Exercise directions — Pictures do not belong in the copy; quote every entry below exactly.

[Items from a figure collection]
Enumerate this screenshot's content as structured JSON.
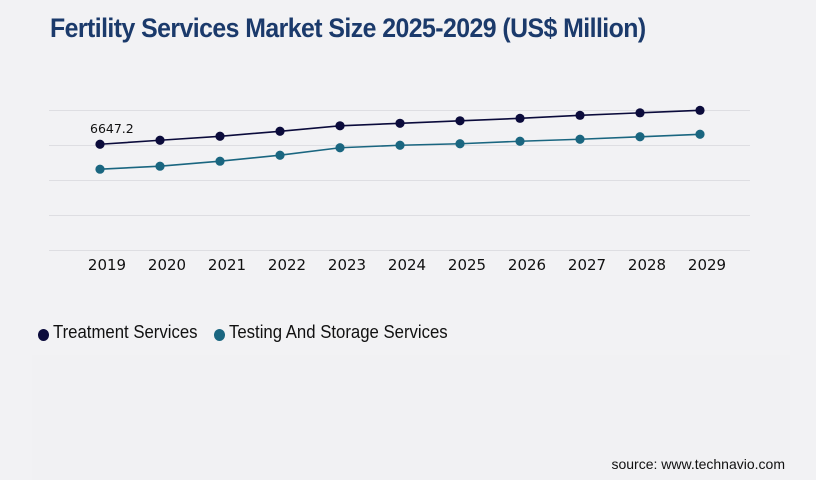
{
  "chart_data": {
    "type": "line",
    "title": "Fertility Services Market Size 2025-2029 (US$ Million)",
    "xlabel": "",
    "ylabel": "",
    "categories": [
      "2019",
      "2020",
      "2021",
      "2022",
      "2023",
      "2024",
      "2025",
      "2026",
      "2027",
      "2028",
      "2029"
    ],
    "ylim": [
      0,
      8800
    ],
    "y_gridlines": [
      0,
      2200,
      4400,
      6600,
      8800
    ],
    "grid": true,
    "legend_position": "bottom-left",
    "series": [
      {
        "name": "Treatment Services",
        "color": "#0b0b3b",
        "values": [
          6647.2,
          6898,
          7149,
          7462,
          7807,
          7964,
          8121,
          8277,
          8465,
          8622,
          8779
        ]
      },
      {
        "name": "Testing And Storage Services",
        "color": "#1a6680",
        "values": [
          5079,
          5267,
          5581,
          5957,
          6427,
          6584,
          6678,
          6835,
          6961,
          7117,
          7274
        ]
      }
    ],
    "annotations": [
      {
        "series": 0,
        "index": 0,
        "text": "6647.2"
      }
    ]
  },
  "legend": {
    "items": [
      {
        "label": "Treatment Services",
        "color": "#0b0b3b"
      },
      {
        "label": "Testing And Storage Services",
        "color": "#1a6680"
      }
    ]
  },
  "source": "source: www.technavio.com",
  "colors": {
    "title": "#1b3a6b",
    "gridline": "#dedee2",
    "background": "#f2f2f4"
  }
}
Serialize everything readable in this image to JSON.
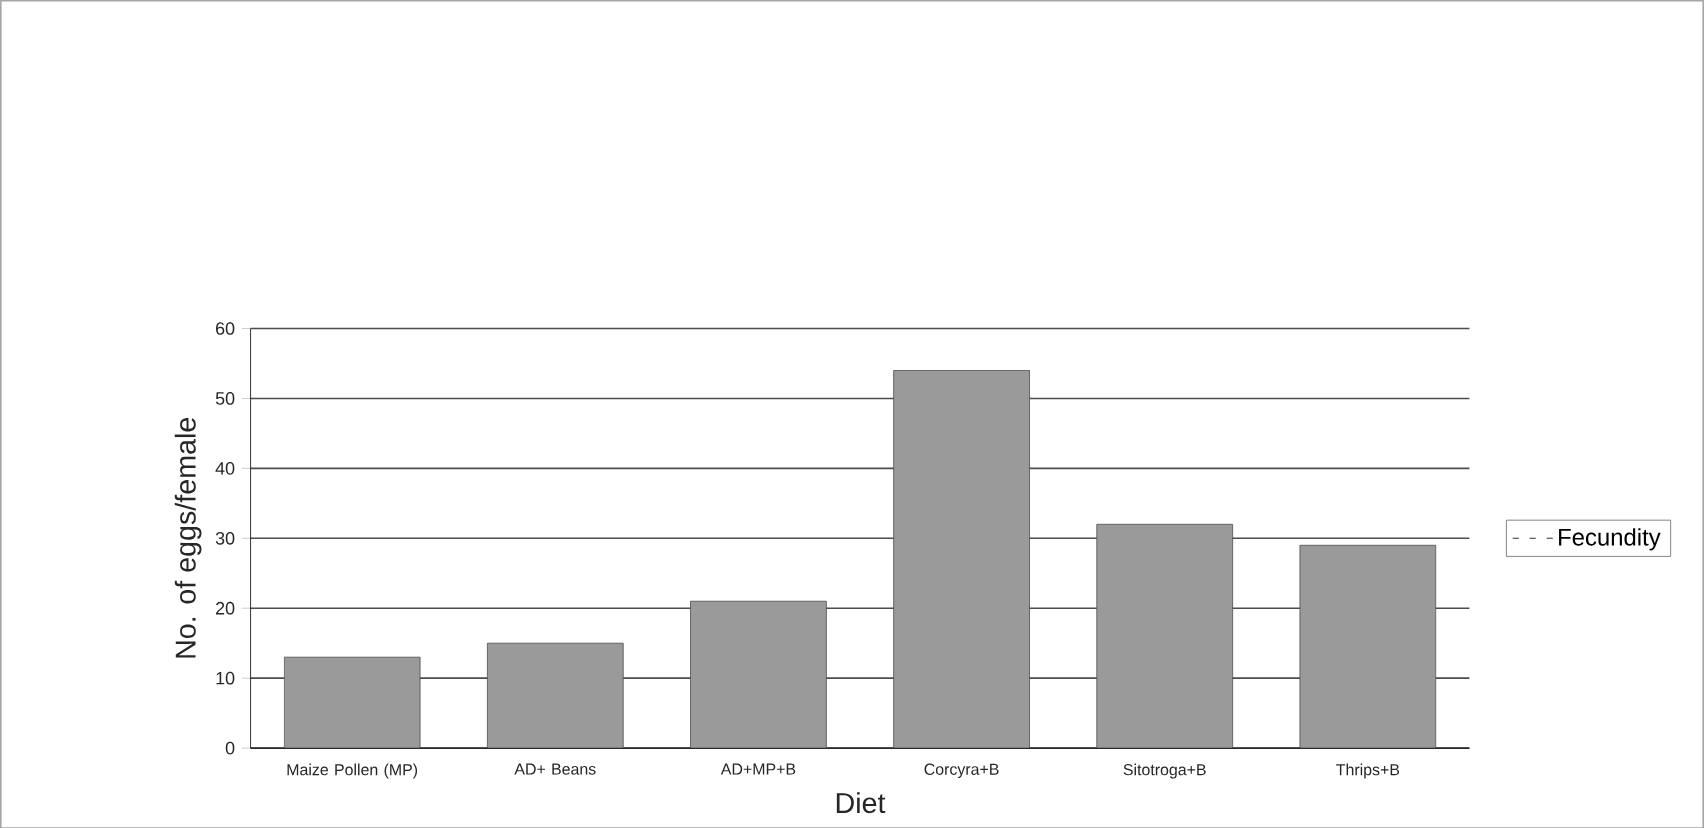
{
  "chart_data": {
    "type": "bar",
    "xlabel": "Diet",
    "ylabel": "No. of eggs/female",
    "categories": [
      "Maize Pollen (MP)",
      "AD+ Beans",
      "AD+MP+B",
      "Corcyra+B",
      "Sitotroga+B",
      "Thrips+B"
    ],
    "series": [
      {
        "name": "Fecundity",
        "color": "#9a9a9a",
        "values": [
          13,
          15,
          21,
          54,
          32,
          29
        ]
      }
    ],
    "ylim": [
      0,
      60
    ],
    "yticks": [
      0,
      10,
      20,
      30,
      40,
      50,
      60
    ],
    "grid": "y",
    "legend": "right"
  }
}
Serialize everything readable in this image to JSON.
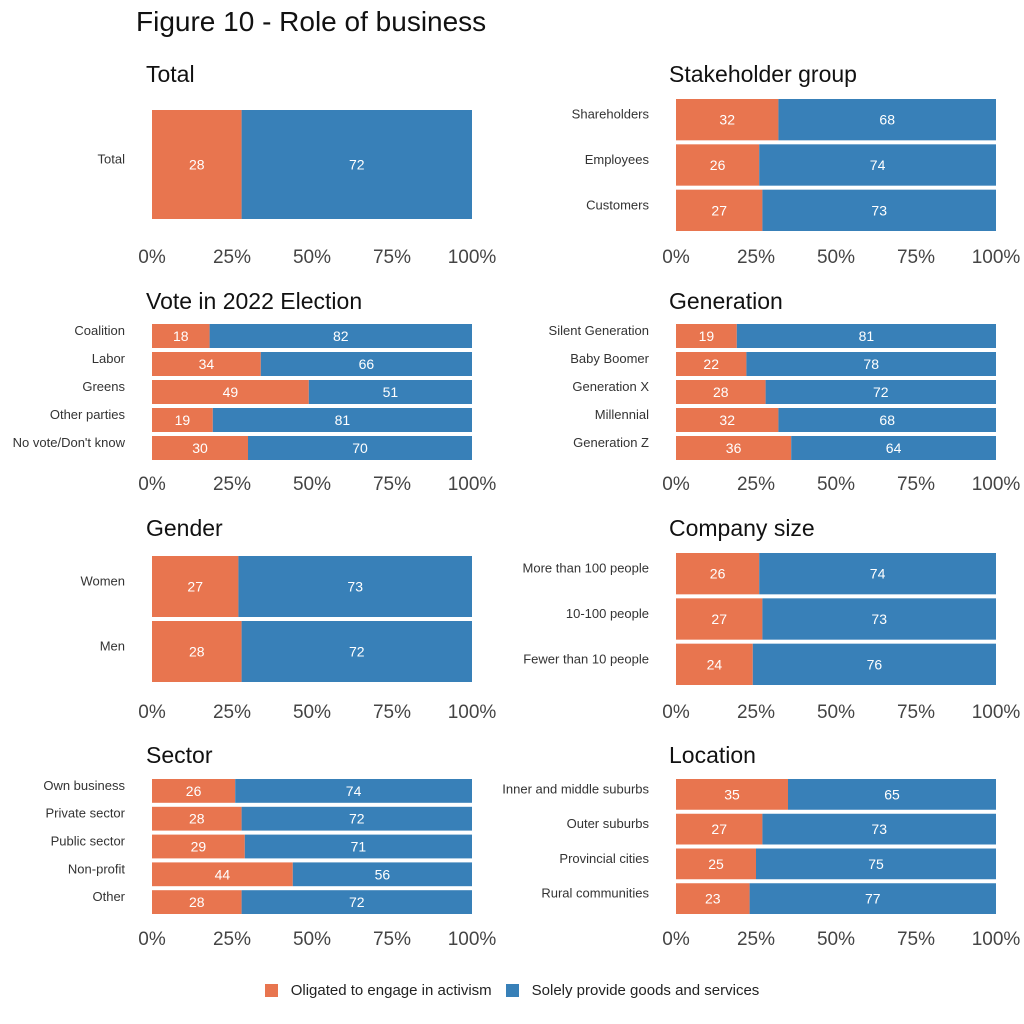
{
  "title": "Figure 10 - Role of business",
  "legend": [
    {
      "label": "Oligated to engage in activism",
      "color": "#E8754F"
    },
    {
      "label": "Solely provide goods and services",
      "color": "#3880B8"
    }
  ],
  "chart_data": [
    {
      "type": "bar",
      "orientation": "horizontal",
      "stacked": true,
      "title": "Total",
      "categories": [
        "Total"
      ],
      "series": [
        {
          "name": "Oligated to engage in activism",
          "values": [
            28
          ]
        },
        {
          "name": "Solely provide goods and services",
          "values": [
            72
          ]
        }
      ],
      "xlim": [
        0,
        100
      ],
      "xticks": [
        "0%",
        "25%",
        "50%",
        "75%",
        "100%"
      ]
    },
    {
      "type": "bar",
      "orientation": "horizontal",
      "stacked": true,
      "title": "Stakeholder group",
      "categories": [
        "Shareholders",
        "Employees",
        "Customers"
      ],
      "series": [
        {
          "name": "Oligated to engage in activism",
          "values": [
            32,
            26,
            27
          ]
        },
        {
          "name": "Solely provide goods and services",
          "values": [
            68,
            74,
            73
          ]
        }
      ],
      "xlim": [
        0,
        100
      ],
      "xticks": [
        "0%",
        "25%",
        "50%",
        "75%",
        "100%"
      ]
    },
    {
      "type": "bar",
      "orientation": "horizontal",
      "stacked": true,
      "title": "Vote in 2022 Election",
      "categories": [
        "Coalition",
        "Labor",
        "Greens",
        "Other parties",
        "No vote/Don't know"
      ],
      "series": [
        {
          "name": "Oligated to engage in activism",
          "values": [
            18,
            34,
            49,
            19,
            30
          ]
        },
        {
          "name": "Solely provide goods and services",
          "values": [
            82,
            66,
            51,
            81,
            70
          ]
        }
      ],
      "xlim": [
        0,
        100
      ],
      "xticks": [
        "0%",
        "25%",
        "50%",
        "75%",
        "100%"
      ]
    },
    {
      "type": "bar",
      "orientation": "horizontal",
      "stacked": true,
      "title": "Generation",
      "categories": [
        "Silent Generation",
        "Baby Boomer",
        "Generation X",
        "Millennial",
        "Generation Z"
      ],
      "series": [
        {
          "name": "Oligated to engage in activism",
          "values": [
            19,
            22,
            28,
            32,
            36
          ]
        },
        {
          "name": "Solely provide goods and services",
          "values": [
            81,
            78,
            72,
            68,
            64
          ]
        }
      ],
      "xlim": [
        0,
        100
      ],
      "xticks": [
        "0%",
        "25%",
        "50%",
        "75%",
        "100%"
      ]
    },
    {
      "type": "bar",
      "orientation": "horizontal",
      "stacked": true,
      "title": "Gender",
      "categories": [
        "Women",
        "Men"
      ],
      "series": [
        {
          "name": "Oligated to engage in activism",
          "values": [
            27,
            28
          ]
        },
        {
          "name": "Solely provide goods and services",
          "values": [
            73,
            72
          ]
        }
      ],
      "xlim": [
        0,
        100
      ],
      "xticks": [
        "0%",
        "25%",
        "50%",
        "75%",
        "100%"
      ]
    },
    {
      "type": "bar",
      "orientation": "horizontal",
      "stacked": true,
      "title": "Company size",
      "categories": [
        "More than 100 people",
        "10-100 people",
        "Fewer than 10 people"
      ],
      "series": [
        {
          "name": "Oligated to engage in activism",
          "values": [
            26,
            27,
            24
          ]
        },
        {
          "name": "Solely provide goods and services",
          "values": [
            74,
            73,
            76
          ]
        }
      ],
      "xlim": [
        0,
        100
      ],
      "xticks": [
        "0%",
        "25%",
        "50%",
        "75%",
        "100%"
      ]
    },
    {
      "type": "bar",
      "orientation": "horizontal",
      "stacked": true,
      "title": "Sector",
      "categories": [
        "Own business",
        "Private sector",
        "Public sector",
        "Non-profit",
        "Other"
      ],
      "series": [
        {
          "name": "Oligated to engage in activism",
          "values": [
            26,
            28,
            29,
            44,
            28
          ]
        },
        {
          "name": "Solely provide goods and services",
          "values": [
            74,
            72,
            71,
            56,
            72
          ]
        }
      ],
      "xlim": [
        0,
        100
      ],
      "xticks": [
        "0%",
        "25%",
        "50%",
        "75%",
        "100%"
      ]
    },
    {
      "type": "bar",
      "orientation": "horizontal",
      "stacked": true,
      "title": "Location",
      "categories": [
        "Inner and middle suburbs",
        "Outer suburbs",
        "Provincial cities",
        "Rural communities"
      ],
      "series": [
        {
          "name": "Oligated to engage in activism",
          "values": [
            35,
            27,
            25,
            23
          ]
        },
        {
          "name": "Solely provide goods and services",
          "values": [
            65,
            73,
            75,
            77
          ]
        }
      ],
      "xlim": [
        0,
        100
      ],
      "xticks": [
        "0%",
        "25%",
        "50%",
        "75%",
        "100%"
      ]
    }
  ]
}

Full solution —
Enumerate this screenshot's content as structured JSON.
{
  "chart_data": {
    "type": "line",
    "title": "Fertility Services Market Size 2025-2029 (US$ Million)",
    "xlabel": "",
    "ylabel": "",
    "categories": [
      "2019",
      "2020",
      "2021",
      "2022",
      "2023",
      "2024",
      "2025",
      "2026",
      "2027",
      "2028",
      "2029"
    ],
    "ylim": [
      0,
      8800
    ],
    "y_gridlines": [
      0,
      2200,
      4400,
      6600,
      8800
    ],
    "grid": true,
    "legend_position": "bottom-left",
    "series": [
      {
        "name": "Treatment Services",
        "color": "#0b0b3b",
        "values": [
          6647.2,
          6898,
          7149,
          7462,
          7807,
          7964,
          8121,
          8277,
          8465,
          8622,
          8779
        ]
      },
      {
        "name": "Testing And Storage Services",
        "color": "#1a6680",
        "values": [
          5079,
          5267,
          5581,
          5957,
          6427,
          6584,
          6678,
          6835,
          6961,
          7117,
          7274
        ]
      }
    ],
    "annotations": [
      {
        "series": 0,
        "index": 0,
        "text": "6647.2"
      }
    ]
  },
  "legend": {
    "items": [
      {
        "label": "Treatment Services",
        "color": "#0b0b3b"
      },
      {
        "label": "Testing And Storage Services",
        "color": "#1a6680"
      }
    ]
  },
  "source": "source: www.technavio.com",
  "colors": {
    "title": "#1b3a6b",
    "gridline": "#dedee2",
    "background": "#f2f2f4"
  }
}
Serialize everything readable in this image to JSON.
{
  "chart_data": {
    "type": "bar",
    "xlabel": "Diet",
    "ylabel": "No. of eggs/female",
    "categories": [
      "Maize Pollen (MP)",
      "AD+ Beans",
      "AD+MP+B",
      "Corcyra+B",
      "Sitotroga+B",
      "Thrips+B"
    ],
    "series": [
      {
        "name": "Fecundity",
        "color": "#9a9a9a",
        "values": [
          13,
          15,
          21,
          54,
          32,
          29
        ]
      }
    ],
    "ylim": [
      0,
      60
    ],
    "yticks": [
      0,
      10,
      20,
      30,
      40,
      50,
      60
    ],
    "grid": "y",
    "legend": "right"
  }
}
Serialize everything readable in this image to JSON.
{
  "title": "Figure 10 - Role of business",
  "legend": [
    {
      "label": "Oligated to engage in activism",
      "color": "#E8754F"
    },
    {
      "label": "Solely provide goods and services",
      "color": "#3880B8"
    }
  ],
  "chart_data": [
    {
      "type": "bar",
      "orientation": "horizontal",
      "stacked": true,
      "title": "Total",
      "categories": [
        "Total"
      ],
      "series": [
        {
          "name": "Oligated to engage in activism",
          "values": [
            28
          ]
        },
        {
          "name": "Solely provide goods and services",
          "values": [
            72
          ]
        }
      ],
      "xlim": [
        0,
        100
      ],
      "xticks": [
        "0%",
        "25%",
        "50%",
        "75%",
        "100%"
      ]
    },
    {
      "type": "bar",
      "orientation": "horizontal",
      "stacked": true,
      "title": "Stakeholder group",
      "categories": [
        "Shareholders",
        "Employees",
        "Customers"
      ],
      "series": [
        {
          "name": "Oligated to engage in activism",
          "values": [
            32,
            26,
            27
          ]
        },
        {
          "name": "Solely provide goods and services",
          "values": [
            68,
            74,
            73
          ]
        }
      ],
      "xlim": [
        0,
        100
      ],
      "xticks": [
        "0%",
        "25%",
        "50%",
        "75%",
        "100%"
      ]
    },
    {
      "type": "bar",
      "orientation": "horizontal",
      "stacked": true,
      "title": "Vote in 2022 Election",
      "categories": [
        "Coalition",
        "Labor",
        "Greens",
        "Other parties",
        "No vote/Don't know"
      ],
      "series": [
        {
          "name": "Oligated to engage in activism",
          "values": [
            18,
            34,
            49,
            19,
            30
          ]
        },
        {
          "name": "Solely provide goods and services",
          "values": [
            82,
            66,
            51,
            81,
            70
          ]
        }
      ],
      "xlim": [
        0,
        100
      ],
      "xticks": [
        "0%",
        "25%",
        "50%",
        "75%",
        "100%"
      ]
    },
    {
      "type": "bar",
      "orientation": "horizontal",
      "stacked": true,
      "title": "Generation",
      "categories": [
        "Silent Generation",
        "Baby Boomer",
        "Generation X",
        "Millennial",
        "Generation Z"
      ],
      "series": [
        {
          "name": "Oligated to engage in activism",
          "values": [
            19,
            22,
            28,
            32,
            36
          ]
        },
        {
          "name": "Solely provide goods and services",
          "values": [
            81,
            78,
            72,
            68,
            64
          ]
        }
      ],
      "xlim": [
        0,
        100
      ],
      "xticks": [
        "0%",
        "25%",
        "50%",
        "75%",
        "100%"
      ]
    },
    {
      "type": "bar",
      "orientation": "horizontal",
      "stacked": true,
      "title": "Gender",
      "categories": [
        "Women",
        "Men"
      ],
      "series": [
        {
          "name": "Oligated to engage in activism",
          "values": [
            27,
            28
          ]
        },
        {
          "name": "Solely provide goods and services",
          "values": [
            73,
            72
          ]
        }
      ],
      "xlim": [
        0,
        100
      ],
      "xticks": [
        "0%",
        "25%",
        "50%",
        "75%",
        "100%"
      ]
    },
    {
      "type": "bar",
      "orientation": "horizontal",
      "stacked": true,
      "title": "Company size",
      "categories": [
        "More than 100 people",
        "10-100 people",
        "Fewer than 10 people"
      ],
      "series": [
        {
          "name": "Oligated to engage in activism",
          "values": [
            26,
            27,
            24
          ]
        },
        {
          "name": "Solely provide goods and services",
          "values": [
            74,
            73,
            76
          ]
        }
      ],
      "xlim": [
        0,
        100
      ],
      "xticks": [
        "0%",
        "25%",
        "50%",
        "75%",
        "100%"
      ]
    },
    {
      "type": "bar",
      "orientation": "horizontal",
      "stacked": true,
      "title": "Sector",
      "categories": [
        "Own business",
        "Private sector",
        "Public sector",
        "Non-profit",
        "Other"
      ],
      "series": [
        {
          "name": "Oligated to engage in activism",
          "values": [
            26,
            28,
            29,
            44,
            28
          ]
        },
        {
          "name": "Solely provide goods and services",
          "values": [
            74,
            72,
            71,
            56,
            72
          ]
        }
      ],
      "xlim": [
        0,
        100
      ],
      "xticks": [
        "0%",
        "25%",
        "50%",
        "75%",
        "100%"
      ]
    },
    {
      "type": "bar",
      "orientation": "horizontal",
      "stacked": true,
      "title": "Location",
      "categories": [
        "Inner and middle suburbs",
        "Outer suburbs",
        "Provincial cities",
        "Rural communities"
      ],
      "series": [
        {
          "name": "Oligated to engage in activism",
          "values": [
            35,
            27,
            25,
            23
          ]
        },
        {
          "name": "Solely provide goods and services",
          "values": [
            65,
            73,
            75,
            77
          ]
        }
      ],
      "xlim": [
        0,
        100
      ],
      "xticks": [
        "0%",
        "25%",
        "50%",
        "75%",
        "100%"
      ]
    }
  ]
}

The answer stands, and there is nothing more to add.